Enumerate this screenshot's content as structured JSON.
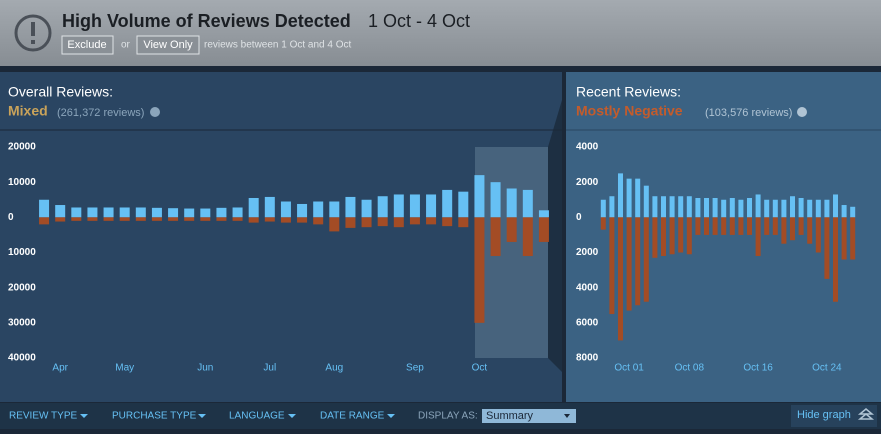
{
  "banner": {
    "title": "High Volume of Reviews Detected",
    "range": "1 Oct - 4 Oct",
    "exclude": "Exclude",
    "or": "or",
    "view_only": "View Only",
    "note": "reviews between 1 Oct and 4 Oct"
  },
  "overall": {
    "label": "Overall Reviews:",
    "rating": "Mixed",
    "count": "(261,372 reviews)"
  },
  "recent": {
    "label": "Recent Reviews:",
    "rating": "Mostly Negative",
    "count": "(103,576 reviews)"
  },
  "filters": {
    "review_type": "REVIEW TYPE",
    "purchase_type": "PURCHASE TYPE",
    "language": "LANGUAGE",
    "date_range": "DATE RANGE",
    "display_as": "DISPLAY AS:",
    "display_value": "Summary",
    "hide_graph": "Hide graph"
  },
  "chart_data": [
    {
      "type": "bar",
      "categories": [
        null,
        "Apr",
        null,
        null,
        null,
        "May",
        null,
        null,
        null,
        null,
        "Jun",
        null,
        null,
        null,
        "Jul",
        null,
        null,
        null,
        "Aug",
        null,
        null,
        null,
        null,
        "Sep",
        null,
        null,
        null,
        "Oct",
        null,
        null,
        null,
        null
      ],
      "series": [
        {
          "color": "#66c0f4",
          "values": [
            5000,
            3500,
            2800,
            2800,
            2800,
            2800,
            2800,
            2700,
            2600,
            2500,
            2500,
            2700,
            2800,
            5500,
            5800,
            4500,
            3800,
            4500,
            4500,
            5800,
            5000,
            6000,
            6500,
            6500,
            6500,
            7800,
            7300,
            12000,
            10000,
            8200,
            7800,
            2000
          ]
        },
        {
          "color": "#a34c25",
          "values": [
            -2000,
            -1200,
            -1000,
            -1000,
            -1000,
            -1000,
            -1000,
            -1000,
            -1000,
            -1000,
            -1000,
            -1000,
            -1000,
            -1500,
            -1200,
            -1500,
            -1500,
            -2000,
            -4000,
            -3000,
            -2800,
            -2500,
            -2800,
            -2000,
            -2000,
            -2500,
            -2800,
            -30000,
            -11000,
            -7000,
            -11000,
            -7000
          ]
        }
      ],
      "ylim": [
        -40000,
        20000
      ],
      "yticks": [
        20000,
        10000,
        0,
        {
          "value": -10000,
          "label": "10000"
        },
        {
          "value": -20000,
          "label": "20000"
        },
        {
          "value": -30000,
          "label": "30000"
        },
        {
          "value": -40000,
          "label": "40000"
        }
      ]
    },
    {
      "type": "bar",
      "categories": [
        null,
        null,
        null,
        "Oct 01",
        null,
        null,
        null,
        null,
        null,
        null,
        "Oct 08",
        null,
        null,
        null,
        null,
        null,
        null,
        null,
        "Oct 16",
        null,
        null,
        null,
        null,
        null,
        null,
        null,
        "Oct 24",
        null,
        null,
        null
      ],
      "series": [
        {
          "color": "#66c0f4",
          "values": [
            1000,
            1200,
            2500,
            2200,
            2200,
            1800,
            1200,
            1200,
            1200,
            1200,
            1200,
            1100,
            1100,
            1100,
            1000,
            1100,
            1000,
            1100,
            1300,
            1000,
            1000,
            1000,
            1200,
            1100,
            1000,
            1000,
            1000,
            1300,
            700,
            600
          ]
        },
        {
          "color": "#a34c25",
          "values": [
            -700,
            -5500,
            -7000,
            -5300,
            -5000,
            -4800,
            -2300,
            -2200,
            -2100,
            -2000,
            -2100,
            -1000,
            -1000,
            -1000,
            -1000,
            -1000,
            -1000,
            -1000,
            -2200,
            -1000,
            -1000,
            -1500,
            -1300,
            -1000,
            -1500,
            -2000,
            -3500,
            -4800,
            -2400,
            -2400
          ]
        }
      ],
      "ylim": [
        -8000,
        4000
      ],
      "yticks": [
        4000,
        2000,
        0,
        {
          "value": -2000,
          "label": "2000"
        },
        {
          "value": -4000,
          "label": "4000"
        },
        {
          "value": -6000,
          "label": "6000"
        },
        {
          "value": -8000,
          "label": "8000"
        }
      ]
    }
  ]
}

Exercise objective
Filter the records above and return every line that holds the word "rating".

Result of this task
    "rating": "Mixed",
    "rating": "Mostly Negative",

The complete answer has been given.